SET TASK: Repeat the material in full. Keep every line exactly as it is.

DATA SECTION:
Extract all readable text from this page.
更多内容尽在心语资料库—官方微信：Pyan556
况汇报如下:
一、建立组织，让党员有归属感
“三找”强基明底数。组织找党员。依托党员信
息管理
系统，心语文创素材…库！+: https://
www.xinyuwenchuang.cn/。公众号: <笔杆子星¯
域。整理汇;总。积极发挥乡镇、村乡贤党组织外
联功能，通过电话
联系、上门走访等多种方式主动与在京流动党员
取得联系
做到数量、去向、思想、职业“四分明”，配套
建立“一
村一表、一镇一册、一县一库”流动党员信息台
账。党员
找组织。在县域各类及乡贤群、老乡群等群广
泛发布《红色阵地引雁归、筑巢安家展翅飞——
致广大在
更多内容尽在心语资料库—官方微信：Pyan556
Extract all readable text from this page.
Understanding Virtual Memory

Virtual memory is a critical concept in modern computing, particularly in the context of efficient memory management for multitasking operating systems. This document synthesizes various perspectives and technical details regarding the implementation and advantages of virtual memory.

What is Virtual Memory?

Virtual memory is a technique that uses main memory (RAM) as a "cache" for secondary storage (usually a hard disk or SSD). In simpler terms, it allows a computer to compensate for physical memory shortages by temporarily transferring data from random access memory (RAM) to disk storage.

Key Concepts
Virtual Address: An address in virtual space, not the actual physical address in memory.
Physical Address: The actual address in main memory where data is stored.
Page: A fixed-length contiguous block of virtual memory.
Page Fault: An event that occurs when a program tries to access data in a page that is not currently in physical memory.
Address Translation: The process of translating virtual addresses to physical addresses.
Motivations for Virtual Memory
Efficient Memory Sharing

EXPECTED OUTPUT:
Extract all readable text from this page.
更多内容尽在心语资料库—官方微信：Pyan556
况汇报如下:
一、建立组织，让党员有归属感
“三找”强基明底数。组织找党员。依托党员信
息管理
系统，心语文创素材…库！+: https://
www.xinyuwenchuang.cn/。公众号: <笔杆子星¯
域。整理汇;总。积极发挥乡镇、村乡贤党组织外
联功能，通过电话
联系、上门走访等多种方式主动与在京流动党员
取得联系
做到数量、去向、思想、职业“四分明”，配套
建立“一
村一表、一镇一册、一县一库”流动党员信息台
账。党员
找组织。在县域各类及乡贤群、老乡群等群广
泛发布《红色阵地引雁归、筑巢安家展翅飞——
致广大在
更多内容尽在心语资料库—官方微信：Pyan556
Extract all readable text from this page.
Understanding Virtual Memory

Virtual memory is a critical concept in modern computing, particularly in the context of efficient memory management for multitasking operating systems. This document synthesizes various perspectives and technical details regarding the implementation and advantages of virtual memory.

What is Virtual Memory?

Virtual memory is a technique that uses main memory (RAM) as a "cache" for secondary storage (usually a hard disk or SSD). In simpler terms, it allows a computer to compensate for physical memory shortages by temporarily transferring data from random access memory (RAM) to disk storage.

Key Concepts
Virtual Address: An address in virtual space, not the actual physical address in memory.
Physical Address: The actual address in main memory where data is stored.
Page: A fixed-length contiguous block of virtual memory.
Page Fault: An event that occurs when a program tries to access data in a page that is not currently in physical memory.
Address Translation: The process of translating virtual addresses to physical addresses.
Motivations for Virtual Memory
Efficient Memory Sharing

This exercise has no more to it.